═════ Working data ═════
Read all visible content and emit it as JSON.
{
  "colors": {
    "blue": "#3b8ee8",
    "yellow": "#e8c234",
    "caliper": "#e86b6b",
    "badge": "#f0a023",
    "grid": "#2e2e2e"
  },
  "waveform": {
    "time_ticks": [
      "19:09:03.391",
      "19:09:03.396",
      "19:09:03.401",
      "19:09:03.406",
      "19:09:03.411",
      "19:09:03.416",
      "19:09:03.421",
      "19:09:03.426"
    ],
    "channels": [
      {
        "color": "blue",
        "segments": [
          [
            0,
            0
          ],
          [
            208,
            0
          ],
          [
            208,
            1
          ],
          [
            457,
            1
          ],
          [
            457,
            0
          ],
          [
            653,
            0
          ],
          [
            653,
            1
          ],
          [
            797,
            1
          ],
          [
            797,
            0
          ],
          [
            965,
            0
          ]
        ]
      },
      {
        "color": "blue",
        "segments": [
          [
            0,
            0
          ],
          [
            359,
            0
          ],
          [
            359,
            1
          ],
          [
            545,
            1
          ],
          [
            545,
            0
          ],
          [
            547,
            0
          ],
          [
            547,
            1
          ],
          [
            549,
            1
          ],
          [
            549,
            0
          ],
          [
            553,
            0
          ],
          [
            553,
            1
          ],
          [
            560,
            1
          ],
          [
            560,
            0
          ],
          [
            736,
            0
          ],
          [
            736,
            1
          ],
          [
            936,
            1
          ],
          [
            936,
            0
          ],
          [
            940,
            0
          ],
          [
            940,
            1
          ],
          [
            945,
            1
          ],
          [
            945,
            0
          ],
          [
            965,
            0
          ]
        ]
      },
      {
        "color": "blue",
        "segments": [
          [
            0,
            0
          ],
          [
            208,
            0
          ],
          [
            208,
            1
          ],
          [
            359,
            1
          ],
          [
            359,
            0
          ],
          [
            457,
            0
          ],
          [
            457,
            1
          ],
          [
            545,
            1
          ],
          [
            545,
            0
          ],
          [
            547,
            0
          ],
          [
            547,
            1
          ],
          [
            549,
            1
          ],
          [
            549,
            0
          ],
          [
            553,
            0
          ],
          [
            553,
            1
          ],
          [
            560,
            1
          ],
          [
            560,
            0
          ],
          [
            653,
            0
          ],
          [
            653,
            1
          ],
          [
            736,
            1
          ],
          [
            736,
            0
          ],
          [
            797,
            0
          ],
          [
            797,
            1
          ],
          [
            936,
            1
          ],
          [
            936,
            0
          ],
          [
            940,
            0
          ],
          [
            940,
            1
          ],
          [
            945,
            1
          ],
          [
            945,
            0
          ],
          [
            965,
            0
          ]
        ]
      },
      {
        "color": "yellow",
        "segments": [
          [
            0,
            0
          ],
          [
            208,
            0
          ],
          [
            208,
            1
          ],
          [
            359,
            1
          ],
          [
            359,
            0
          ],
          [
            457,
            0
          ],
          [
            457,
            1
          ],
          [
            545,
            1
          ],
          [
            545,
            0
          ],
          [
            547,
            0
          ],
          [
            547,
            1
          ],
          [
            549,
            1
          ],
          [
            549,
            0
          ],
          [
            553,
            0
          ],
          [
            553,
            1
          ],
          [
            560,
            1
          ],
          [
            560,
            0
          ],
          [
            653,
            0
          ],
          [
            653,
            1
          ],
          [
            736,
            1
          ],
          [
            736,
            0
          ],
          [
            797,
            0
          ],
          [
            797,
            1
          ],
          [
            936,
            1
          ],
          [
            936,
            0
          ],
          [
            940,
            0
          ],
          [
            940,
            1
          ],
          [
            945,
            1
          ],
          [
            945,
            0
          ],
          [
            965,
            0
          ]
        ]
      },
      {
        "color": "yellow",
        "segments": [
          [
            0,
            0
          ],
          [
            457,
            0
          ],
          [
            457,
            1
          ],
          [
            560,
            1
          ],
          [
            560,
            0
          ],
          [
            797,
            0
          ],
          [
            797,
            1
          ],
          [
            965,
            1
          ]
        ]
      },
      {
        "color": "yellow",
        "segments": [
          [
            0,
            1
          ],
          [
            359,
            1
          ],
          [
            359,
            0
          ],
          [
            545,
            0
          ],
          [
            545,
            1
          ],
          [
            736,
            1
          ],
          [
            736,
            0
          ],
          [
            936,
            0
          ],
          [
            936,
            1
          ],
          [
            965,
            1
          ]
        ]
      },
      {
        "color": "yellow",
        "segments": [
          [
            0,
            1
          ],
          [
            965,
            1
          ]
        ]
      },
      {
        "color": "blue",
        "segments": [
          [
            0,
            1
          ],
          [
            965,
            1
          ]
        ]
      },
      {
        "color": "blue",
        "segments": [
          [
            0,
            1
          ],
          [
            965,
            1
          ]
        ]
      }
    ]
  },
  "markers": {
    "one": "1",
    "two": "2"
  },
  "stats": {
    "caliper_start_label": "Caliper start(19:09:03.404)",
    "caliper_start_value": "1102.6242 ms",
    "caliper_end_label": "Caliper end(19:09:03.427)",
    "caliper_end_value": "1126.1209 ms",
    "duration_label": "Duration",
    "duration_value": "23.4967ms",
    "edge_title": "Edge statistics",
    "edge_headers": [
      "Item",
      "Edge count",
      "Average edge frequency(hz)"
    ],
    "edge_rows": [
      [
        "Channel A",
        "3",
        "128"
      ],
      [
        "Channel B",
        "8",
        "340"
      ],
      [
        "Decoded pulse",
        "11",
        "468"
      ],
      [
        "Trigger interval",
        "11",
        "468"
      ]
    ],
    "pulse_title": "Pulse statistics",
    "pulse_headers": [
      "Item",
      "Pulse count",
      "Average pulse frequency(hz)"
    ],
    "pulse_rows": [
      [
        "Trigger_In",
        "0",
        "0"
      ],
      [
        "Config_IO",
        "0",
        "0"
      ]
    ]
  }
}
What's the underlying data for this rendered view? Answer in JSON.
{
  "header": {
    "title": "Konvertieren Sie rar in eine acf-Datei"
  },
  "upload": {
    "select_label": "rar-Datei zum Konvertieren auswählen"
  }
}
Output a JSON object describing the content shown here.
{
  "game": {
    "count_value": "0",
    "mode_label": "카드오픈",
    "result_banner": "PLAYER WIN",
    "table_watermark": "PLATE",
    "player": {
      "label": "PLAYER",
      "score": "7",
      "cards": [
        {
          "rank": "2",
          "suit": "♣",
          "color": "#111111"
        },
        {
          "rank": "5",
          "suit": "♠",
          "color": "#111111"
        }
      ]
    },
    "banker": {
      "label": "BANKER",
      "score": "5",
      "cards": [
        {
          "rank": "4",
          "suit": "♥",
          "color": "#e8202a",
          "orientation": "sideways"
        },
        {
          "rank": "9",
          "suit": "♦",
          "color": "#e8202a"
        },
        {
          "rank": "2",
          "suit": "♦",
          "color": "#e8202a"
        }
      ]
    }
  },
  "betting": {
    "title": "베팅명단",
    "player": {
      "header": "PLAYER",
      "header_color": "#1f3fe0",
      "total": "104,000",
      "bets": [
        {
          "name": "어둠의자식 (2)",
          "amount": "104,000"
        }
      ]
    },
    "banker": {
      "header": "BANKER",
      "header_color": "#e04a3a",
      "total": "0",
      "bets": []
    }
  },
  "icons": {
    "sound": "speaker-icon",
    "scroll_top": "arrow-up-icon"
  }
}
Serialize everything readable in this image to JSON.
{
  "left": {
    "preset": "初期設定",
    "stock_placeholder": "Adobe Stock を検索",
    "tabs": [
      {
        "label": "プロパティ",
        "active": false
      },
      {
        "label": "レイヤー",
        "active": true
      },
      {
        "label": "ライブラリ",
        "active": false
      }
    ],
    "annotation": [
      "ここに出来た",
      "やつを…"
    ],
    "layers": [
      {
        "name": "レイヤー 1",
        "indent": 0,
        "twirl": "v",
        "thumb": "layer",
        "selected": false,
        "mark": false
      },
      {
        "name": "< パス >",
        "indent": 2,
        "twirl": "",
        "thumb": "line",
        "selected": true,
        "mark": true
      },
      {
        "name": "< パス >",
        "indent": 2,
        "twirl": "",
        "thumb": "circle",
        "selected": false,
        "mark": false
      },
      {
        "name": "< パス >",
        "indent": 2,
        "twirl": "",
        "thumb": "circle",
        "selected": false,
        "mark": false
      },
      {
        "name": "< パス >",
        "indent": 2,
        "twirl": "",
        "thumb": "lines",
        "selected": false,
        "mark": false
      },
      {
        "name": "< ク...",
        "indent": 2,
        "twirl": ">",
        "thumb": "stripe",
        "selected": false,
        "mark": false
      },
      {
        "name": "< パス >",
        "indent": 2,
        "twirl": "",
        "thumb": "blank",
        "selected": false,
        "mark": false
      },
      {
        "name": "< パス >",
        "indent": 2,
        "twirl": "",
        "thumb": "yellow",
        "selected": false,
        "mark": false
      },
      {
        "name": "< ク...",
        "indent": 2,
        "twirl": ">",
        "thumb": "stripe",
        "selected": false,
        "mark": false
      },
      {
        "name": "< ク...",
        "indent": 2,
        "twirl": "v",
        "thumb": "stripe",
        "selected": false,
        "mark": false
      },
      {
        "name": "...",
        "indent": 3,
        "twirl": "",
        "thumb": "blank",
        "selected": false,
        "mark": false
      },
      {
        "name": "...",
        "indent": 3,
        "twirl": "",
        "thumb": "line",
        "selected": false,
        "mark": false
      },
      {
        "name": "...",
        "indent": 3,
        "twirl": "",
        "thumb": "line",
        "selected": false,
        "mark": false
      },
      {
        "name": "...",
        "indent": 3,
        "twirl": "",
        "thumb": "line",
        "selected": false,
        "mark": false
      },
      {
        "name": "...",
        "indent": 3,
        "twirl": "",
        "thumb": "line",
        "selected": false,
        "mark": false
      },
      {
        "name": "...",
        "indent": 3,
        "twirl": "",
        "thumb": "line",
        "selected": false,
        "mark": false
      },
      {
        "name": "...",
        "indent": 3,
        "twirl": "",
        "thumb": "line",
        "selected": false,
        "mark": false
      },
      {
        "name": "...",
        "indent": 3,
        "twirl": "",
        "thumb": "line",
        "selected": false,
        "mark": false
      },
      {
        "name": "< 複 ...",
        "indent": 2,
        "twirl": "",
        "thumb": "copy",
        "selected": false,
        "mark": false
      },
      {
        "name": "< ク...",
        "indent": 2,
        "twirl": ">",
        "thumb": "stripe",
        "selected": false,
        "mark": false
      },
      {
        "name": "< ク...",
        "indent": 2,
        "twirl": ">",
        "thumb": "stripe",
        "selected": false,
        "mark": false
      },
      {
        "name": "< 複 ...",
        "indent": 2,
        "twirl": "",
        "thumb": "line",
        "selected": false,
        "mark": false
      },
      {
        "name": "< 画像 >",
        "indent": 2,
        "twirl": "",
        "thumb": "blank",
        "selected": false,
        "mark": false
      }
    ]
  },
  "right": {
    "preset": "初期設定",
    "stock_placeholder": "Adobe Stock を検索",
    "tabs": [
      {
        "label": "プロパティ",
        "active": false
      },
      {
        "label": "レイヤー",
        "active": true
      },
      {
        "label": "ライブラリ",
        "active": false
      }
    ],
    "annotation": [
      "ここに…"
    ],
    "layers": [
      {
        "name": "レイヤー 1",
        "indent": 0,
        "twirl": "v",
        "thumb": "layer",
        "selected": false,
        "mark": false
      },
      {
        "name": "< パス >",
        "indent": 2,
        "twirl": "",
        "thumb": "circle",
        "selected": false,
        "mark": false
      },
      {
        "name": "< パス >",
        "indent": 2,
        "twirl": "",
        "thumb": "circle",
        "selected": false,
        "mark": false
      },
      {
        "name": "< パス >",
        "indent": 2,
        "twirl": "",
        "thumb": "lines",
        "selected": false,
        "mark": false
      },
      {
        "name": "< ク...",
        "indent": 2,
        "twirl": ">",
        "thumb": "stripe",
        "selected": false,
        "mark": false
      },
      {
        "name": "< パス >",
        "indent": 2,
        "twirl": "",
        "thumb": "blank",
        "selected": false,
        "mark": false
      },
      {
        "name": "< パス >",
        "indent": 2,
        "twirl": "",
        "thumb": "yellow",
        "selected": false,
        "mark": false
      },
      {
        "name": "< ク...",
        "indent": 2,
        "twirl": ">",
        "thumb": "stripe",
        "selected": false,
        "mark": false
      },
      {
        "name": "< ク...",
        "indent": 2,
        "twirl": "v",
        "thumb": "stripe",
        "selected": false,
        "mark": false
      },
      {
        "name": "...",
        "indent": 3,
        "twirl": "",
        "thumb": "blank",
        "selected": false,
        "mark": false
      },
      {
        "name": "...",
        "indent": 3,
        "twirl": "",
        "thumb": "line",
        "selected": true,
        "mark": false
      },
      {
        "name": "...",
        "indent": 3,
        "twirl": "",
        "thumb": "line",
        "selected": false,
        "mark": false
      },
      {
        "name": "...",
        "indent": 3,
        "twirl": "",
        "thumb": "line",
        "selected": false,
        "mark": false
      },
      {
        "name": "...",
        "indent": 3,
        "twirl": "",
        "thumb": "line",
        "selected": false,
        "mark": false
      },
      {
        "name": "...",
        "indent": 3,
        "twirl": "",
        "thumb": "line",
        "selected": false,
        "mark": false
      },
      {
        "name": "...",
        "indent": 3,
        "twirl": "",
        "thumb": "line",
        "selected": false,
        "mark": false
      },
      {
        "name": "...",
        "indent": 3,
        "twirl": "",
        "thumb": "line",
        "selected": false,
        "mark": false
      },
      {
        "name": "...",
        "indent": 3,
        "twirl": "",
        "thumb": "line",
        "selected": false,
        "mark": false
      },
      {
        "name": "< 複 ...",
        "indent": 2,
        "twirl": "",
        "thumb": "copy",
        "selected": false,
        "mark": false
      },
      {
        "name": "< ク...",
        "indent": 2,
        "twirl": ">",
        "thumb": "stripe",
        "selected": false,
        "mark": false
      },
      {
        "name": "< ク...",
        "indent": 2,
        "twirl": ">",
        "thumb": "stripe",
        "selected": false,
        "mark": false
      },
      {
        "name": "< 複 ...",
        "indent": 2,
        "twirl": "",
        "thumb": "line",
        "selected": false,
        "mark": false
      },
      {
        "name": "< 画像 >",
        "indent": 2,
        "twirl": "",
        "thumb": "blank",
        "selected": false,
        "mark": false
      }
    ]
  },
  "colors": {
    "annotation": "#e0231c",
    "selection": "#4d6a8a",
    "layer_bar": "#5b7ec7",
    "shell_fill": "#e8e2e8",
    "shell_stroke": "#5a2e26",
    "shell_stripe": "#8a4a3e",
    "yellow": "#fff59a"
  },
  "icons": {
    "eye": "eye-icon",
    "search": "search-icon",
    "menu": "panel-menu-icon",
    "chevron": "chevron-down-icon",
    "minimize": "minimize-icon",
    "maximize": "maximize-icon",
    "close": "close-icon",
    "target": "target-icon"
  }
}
═════
■ What this task involves: Select and copy every line of the listing with the word "JSON".

■ Exercise solution:
Read all visible content and emit it as JSON.
What's the underlying data for this rendered view? Answer in JSON.
Output a JSON object describing the content shown here.
Serialize everything readable in this image to JSON.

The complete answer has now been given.